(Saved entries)
- - -
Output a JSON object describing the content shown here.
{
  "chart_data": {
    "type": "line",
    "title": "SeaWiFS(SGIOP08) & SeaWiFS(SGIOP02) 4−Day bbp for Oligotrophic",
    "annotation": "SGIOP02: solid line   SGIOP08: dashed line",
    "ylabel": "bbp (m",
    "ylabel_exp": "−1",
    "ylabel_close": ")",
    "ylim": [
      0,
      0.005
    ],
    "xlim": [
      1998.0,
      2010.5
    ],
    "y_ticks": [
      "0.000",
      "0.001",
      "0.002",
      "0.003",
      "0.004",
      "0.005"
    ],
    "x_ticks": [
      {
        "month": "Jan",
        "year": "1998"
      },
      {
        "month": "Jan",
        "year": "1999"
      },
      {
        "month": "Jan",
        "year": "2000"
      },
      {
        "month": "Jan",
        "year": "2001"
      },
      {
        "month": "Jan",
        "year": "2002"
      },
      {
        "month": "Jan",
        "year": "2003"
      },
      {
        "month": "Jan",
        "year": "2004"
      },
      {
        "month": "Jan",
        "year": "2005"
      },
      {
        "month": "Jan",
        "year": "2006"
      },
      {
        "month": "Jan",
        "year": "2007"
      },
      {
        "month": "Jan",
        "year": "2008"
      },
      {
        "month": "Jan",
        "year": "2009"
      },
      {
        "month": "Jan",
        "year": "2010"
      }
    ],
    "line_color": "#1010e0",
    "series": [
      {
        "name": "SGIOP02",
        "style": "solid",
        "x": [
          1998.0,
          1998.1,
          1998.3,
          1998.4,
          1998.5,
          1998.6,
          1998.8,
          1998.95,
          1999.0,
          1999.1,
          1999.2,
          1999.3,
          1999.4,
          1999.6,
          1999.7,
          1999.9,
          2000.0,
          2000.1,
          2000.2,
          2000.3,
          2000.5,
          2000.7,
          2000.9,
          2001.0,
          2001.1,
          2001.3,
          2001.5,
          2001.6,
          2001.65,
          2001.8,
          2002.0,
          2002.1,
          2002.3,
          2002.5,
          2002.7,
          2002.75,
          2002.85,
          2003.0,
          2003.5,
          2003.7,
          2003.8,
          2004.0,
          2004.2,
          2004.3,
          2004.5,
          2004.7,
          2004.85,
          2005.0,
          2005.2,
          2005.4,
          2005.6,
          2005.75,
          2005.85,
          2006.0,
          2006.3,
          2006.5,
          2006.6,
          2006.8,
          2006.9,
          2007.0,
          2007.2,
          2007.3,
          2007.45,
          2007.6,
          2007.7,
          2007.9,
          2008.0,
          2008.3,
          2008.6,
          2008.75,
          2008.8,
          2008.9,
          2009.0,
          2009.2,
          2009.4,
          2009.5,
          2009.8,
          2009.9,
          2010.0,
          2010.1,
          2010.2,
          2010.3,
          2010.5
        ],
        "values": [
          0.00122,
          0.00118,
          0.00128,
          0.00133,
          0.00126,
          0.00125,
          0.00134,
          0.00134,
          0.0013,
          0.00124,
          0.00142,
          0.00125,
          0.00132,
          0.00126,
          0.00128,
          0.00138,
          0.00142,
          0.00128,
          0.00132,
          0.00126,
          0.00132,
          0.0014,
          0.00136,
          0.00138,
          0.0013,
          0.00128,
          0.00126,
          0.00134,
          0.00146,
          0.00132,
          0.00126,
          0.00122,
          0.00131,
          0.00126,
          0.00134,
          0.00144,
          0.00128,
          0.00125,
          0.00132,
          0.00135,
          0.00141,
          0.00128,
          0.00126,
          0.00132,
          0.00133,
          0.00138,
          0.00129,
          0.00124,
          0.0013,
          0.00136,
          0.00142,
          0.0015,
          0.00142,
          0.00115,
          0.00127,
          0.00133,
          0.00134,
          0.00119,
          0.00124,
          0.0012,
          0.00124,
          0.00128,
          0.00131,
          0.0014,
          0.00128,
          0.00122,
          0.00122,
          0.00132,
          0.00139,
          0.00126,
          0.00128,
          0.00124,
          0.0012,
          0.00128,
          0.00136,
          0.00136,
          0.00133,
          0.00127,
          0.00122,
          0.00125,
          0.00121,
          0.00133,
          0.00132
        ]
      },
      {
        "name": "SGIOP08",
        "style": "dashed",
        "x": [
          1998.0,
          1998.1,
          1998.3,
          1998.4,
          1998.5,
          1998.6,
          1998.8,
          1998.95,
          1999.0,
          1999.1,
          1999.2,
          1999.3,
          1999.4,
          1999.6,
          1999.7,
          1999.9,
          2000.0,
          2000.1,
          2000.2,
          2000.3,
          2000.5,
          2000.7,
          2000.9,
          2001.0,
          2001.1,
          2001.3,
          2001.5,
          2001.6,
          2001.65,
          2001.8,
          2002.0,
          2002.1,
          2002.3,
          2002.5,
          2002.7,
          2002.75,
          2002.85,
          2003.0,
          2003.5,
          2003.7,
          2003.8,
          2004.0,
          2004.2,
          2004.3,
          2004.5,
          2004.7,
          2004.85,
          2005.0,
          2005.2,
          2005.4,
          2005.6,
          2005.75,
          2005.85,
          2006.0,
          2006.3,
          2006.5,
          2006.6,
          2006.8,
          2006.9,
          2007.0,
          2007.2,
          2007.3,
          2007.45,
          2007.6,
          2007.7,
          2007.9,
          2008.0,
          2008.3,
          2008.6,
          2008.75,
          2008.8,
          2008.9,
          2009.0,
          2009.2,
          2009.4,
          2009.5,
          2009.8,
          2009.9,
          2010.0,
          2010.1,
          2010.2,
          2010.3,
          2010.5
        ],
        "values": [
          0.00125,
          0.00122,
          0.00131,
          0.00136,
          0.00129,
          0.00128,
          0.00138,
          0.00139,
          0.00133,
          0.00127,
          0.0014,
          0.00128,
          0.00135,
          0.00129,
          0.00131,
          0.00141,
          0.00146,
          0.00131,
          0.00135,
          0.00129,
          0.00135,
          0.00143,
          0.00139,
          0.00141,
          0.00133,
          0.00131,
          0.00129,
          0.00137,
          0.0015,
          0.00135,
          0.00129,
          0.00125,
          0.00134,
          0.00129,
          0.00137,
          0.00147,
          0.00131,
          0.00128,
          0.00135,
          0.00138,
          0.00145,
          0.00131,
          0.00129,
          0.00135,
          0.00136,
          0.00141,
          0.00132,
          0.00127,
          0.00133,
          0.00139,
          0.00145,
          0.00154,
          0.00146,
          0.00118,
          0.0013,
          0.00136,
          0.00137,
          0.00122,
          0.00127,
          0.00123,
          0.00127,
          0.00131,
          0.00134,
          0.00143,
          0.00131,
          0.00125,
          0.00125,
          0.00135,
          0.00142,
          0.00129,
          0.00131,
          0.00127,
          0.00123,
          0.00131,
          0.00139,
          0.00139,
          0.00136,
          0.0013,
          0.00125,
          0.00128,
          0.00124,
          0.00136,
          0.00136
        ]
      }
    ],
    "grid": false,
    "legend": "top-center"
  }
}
- - -
### What to work on
Copy out all the entries shown above, character for character.

### Task output
Output a JSON object describing the content shown here.
{
  "chart_data": {
    "type": "line",
    "title": "SeaWiFS(SGIOP08) & SeaWiFS(SGIOP02) 4−Day bbp for Oligotrophic",
    "annotation": "SGIOP02: solid line   SGIOP08: dashed line",
    "ylabel": "bbp (m",
    "ylabel_exp": "−1",
    "ylabel_close": ")",
    "ylim": [
      0,
      0.005
    ],
    "xlim": [
      1998.0,
      2010.5
    ],
    "y_ticks": [
      "0.000",
      "0.001",
      "0.002",
      "0.003",
      "0.004",
      "0.005"
    ],
    "x_ticks": [
      {
        "month": "Jan",
        "year": "1998"
      },
      {
        "month": "Jan",
        "year": "1999"
      },
      {
        "month": "Jan",
        "year": "2000"
      },
      {
        "month": "Jan",
        "year": "2001"
      },
      {
        "month": "Jan",
        "year": "2002"
      },
      {
        "month": "Jan",
        "year": "2003"
      },
      {
        "month": "Jan",
        "year": "2004"
      },
      {
        "month": "Jan",
        "year": "2005"
      },
      {
        "month": "Jan",
        "year": "2006"
      },
      {
        "month": "Jan",
        "year": "2007"
      },
      {
        "month": "Jan",
        "year": "2008"
      },
      {
        "month": "Jan",
        "year": "2009"
      },
      {
        "month": "Jan",
        "year": "2010"
      }
    ],
    "line_color": "#1010e0",
    "series": [
      {
        "name": "SGIOP02",
        "style": "solid",
        "x": [
          1998.0,
          1998.1,
          1998.3,
          1998.4,
          1998.5,
          1998.6,
          1998.8,
          1998.95,
          1999.0,
          1999.1,
          1999.2,
          1999.3,
          1999.4,
          1999.6,
          1999.7,
          1999.9,
          2000.0,
          2000.1,
          2000.2,
          2000.3,
          2000.5,
          2000.7,
          2000.9,
          2001.0,
          2001.1,
          2001.3,
          2001.5,
          2001.6,
          2001.65,
          2001.8,
          2002.0,
          2002.1,
          2002.3,
          2002.5,
          2002.7,
          2002.75,
          2002.85,
          2003.0,
          2003.5,
          2003.7,
          2003.8,
          2004.0,
          2004.2,
          2004.3,
          2004.5,
          2004.7,
          2004.85,
          2005.0,
          2005.2,
          2005.4,
          2005.6,
          2005.75,
          2005.85,
          2006.0,
          2006.3,
          2006.5,
          2006.6,
          2006.8,
          2006.9,
          2007.0,
          2007.2,
          2007.3,
          2007.45,
          2007.6,
          2007.7,
          2007.9,
          2008.0,
          2008.3,
          2008.6,
          2008.75,
          2008.8,
          2008.9,
          2009.0,
          2009.2,
          2009.4,
          2009.5,
          2009.8,
          2009.9,
          2010.0,
          2010.1,
          2010.2,
          2010.3,
          2010.5
        ],
        "values": [
          0.00122,
          0.00118,
          0.00128,
          0.00133,
          0.00126,
          0.00125,
          0.00134,
          0.00134,
          0.0013,
          0.00124,
          0.00142,
          0.00125,
          0.00132,
          0.00126,
          0.00128,
          0.00138,
          0.00142,
          0.00128,
          0.00132,
          0.00126,
          0.00132,
          0.0014,
          0.00136,
          0.00138,
          0.0013,
          0.00128,
          0.00126,
          0.00134,
          0.00146,
          0.00132,
          0.00126,
          0.00122,
          0.00131,
          0.00126,
          0.00134,
          0.00144,
          0.00128,
          0.00125,
          0.00132,
          0.00135,
          0.00141,
          0.00128,
          0.00126,
          0.00132,
          0.00133,
          0.00138,
          0.00129,
          0.00124,
          0.0013,
          0.00136,
          0.00142,
          0.0015,
          0.00142,
          0.00115,
          0.00127,
          0.00133,
          0.00134,
          0.00119,
          0.00124,
          0.0012,
          0.00124,
          0.00128,
          0.00131,
          0.0014,
          0.00128,
          0.00122,
          0.00122,
          0.00132,
          0.00139,
          0.00126,
          0.00128,
          0.00124,
          0.0012,
          0.00128,
          0.00136,
          0.00136,
          0.00133,
          0.00127,
          0.00122,
          0.00125,
          0.00121,
          0.00133,
          0.00132
        ]
      },
      {
        "name": "SGIOP08",
        "style": "dashed",
        "x": [
          1998.0,
          1998.1,
          1998.3,
          1998.4,
          1998.5,
          1998.6,
          1998.8,
          1998.95,
          1999.0,
          1999.1,
          1999.2,
          1999.3,
          1999.4,
          1999.6,
          1999.7,
          1999.9,
          2000.0,
          2000.1,
          2000.2,
          2000.3,
          2000.5,
          2000.7,
          2000.9,
          2001.0,
          2001.1,
          2001.3,
          2001.5,
          2001.6,
          2001.65,
          2001.8,
          2002.0,
          2002.1,
          2002.3,
          2002.5,
          2002.7,
          2002.75,
          2002.85,
          2003.0,
          2003.5,
          2003.7,
          2003.8,
          2004.0,
          2004.2,
          2004.3,
          2004.5,
          2004.7,
          2004.85,
          2005.0,
          2005.2,
          2005.4,
          2005.6,
          2005.75,
          2005.85,
          2006.0,
          2006.3,
          2006.5,
          2006.6,
          2006.8,
          2006.9,
          2007.0,
          2007.2,
          2007.3,
          2007.45,
          2007.6,
          2007.7,
          2007.9,
          2008.0,
          2008.3,
          2008.6,
          2008.75,
          2008.8,
          2008.9,
          2009.0,
          2009.2,
          2009.4,
          2009.5,
          2009.8,
          2009.9,
          2010.0,
          2010.1,
          2010.2,
          2010.3,
          2010.5
        ],
        "values": [
          0.00125,
          0.00122,
          0.00131,
          0.00136,
          0.00129,
          0.00128,
          0.00138,
          0.00139,
          0.00133,
          0.00127,
          0.0014,
          0.00128,
          0.00135,
          0.00129,
          0.00131,
          0.00141,
          0.00146,
          0.00131,
          0.00135,
          0.00129,
          0.00135,
          0.00143,
          0.00139,
          0.00141,
          0.00133,
          0.00131,
          0.00129,
          0.00137,
          0.0015,
          0.00135,
          0.00129,
          0.00125,
          0.00134,
          0.00129,
          0.00137,
          0.00147,
          0.00131,
          0.00128,
          0.00135,
          0.00138,
          0.00145,
          0.00131,
          0.00129,
          0.00135,
          0.00136,
          0.00141,
          0.00132,
          0.00127,
          0.00133,
          0.00139,
          0.00145,
          0.00154,
          0.00146,
          0.00118,
          0.0013,
          0.00136,
          0.00137,
          0.00122,
          0.00127,
          0.00123,
          0.00127,
          0.00131,
          0.00134,
          0.00143,
          0.00131,
          0.00125,
          0.00125,
          0.00135,
          0.00142,
          0.00129,
          0.00131,
          0.00127,
          0.00123,
          0.00131,
          0.00139,
          0.00139,
          0.00136,
          0.0013,
          0.00125,
          0.00128,
          0.00124,
          0.00136,
          0.00136
        ]
      }
    ],
    "grid": false,
    "legend": "top-center"
  }
}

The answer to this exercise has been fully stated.